- Objective -
Tally every line of the listing where the string "ylabel" is found, and state the total alone.

- Data in this exercise -
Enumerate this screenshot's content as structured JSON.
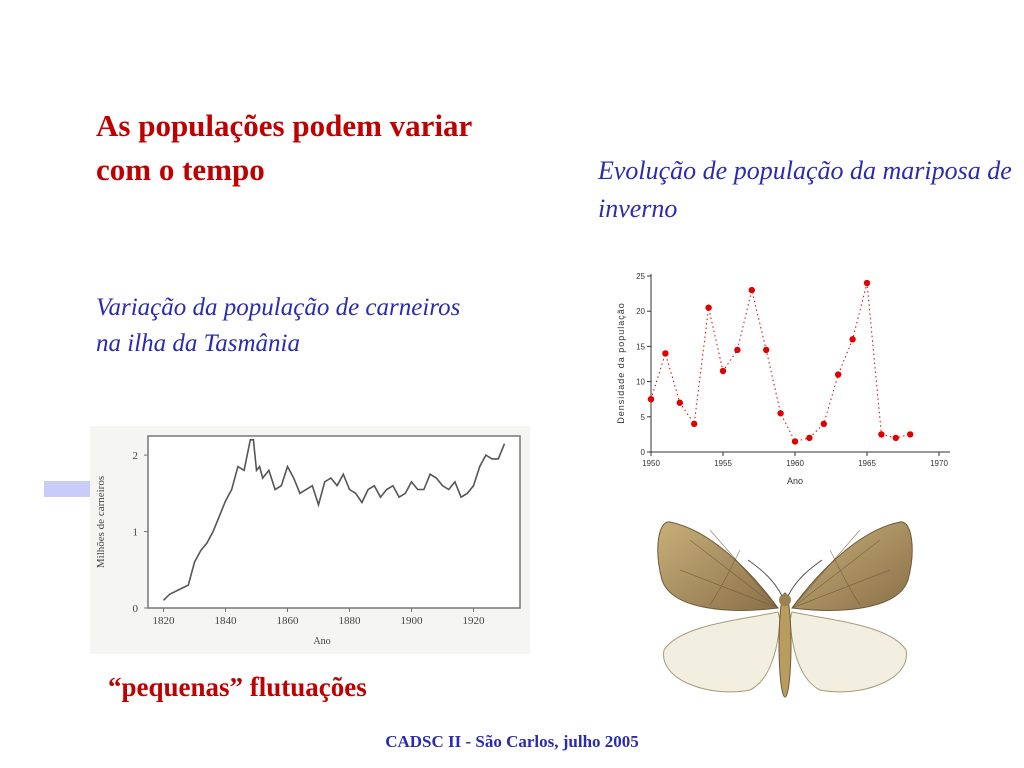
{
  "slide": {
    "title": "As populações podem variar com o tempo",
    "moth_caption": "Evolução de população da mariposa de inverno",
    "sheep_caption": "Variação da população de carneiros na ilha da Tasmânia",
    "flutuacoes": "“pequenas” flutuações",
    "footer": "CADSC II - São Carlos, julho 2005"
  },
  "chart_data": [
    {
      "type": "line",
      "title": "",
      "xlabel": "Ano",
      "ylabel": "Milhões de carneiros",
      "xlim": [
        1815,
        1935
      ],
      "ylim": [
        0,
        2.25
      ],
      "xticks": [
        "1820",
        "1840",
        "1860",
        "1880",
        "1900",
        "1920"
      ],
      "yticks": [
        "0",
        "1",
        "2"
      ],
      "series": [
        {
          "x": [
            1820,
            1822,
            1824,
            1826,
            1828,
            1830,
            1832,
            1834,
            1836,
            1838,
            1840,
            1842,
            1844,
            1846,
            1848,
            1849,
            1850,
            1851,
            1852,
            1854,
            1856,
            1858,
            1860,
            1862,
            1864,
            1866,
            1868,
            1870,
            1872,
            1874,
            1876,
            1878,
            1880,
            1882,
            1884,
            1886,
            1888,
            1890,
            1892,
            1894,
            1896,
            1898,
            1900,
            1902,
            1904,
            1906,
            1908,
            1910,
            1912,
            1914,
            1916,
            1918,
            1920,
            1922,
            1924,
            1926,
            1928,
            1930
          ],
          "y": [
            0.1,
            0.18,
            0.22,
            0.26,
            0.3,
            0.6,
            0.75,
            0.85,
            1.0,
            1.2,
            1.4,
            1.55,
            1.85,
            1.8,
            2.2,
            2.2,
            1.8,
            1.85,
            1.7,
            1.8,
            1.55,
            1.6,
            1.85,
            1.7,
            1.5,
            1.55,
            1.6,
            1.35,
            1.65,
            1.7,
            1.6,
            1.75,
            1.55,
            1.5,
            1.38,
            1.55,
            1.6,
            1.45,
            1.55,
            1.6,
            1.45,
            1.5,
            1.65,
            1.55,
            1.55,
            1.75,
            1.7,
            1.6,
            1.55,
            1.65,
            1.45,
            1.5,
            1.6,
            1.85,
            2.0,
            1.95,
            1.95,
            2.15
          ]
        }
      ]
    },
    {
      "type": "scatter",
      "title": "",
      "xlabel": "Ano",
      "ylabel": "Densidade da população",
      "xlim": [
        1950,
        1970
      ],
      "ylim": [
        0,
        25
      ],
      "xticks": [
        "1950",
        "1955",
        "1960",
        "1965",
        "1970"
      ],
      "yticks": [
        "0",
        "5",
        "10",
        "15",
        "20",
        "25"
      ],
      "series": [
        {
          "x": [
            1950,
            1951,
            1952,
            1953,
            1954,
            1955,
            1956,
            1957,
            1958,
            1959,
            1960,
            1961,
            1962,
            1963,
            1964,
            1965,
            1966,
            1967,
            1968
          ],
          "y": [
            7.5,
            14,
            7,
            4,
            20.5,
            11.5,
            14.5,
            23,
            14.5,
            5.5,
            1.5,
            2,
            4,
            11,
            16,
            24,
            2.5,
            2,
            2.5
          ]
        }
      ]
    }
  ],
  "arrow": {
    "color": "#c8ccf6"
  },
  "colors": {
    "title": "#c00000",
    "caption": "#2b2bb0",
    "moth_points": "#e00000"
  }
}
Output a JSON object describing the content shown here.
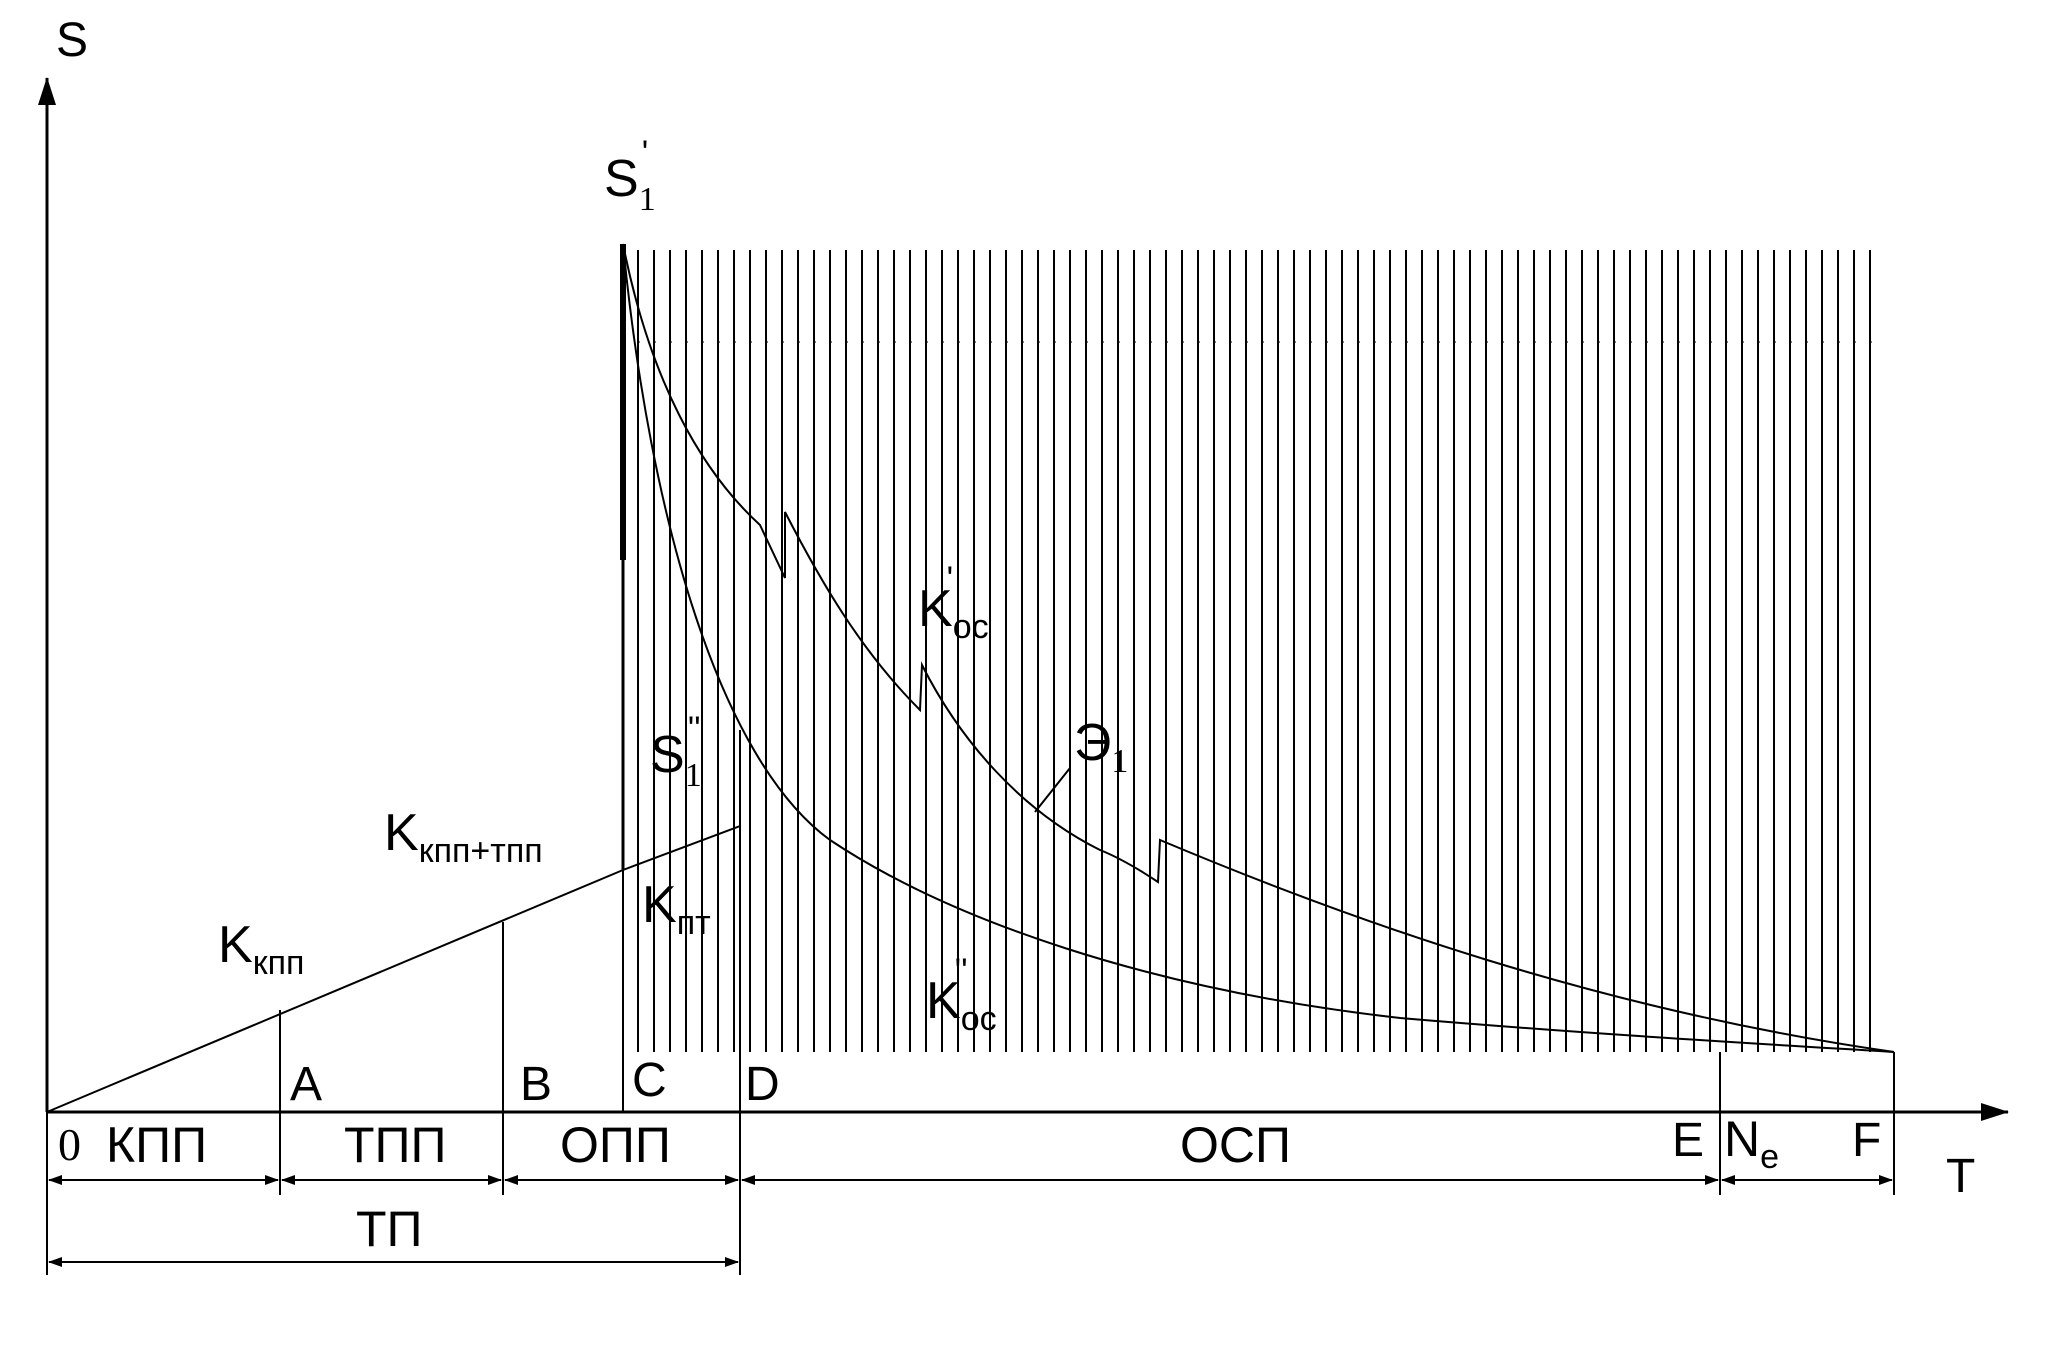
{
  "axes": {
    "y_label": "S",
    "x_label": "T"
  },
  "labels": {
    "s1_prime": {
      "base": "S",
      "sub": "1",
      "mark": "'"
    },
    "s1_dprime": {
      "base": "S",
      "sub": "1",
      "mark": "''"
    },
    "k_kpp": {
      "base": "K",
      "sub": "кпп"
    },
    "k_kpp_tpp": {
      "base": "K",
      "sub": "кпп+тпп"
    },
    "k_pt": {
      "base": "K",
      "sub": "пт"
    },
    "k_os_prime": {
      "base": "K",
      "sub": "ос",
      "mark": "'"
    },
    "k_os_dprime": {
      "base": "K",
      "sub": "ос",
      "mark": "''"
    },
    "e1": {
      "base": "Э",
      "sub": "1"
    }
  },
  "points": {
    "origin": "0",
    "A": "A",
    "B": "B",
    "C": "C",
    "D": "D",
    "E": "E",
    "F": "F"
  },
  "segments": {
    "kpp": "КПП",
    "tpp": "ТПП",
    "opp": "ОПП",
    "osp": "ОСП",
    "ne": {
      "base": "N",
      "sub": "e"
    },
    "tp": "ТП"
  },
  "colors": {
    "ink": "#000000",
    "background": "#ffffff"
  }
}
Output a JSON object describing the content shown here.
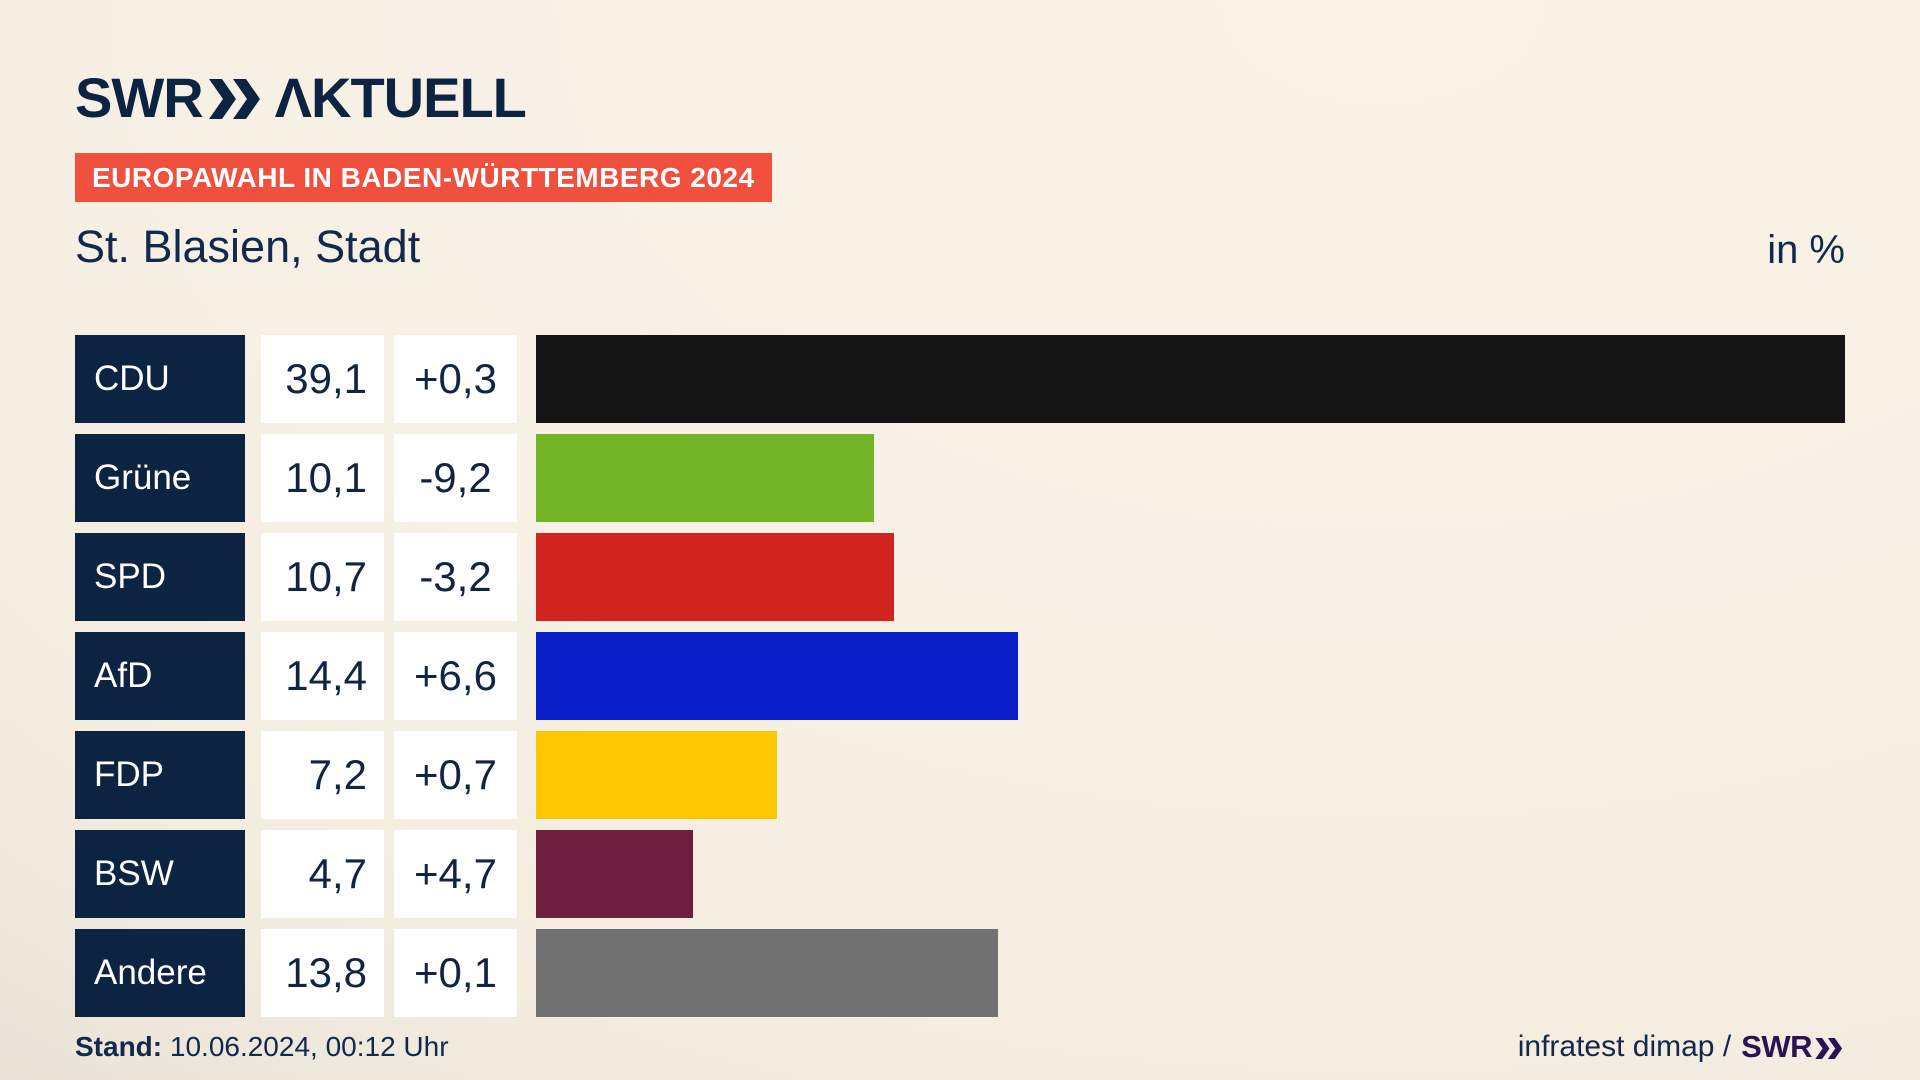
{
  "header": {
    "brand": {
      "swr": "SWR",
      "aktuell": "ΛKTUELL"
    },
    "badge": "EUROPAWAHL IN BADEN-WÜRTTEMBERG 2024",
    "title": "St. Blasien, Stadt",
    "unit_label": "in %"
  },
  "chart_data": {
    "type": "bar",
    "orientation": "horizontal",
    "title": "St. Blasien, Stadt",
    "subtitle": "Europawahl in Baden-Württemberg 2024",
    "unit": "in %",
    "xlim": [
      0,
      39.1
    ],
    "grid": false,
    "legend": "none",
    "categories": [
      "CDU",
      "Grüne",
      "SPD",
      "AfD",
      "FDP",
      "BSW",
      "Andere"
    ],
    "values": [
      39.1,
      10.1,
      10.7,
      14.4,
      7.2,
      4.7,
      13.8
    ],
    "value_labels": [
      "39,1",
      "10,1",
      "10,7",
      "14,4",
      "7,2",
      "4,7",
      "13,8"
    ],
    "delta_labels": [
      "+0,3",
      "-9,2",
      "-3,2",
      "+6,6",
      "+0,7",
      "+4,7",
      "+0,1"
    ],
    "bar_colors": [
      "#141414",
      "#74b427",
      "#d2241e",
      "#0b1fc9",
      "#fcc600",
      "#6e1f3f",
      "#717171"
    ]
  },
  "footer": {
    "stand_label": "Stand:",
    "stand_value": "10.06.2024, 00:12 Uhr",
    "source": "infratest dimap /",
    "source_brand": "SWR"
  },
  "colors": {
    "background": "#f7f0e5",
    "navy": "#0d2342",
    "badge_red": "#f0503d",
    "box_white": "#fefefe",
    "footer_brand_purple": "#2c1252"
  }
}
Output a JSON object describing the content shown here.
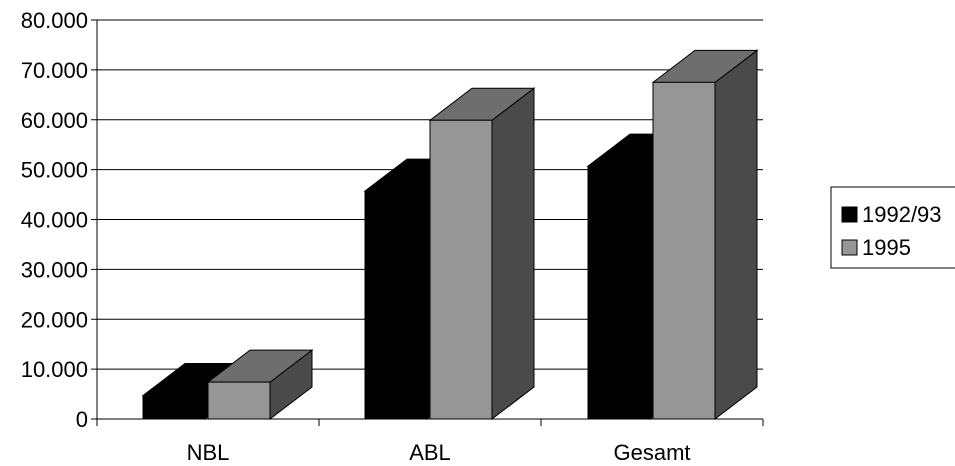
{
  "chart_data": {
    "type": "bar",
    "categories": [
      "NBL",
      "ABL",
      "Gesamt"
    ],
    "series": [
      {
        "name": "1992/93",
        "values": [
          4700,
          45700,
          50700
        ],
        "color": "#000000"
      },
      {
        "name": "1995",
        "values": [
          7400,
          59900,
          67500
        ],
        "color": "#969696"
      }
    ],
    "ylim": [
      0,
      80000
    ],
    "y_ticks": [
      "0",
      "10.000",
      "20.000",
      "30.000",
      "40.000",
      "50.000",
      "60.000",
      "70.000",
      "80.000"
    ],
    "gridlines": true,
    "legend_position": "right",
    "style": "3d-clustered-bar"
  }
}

- Output for this task -
2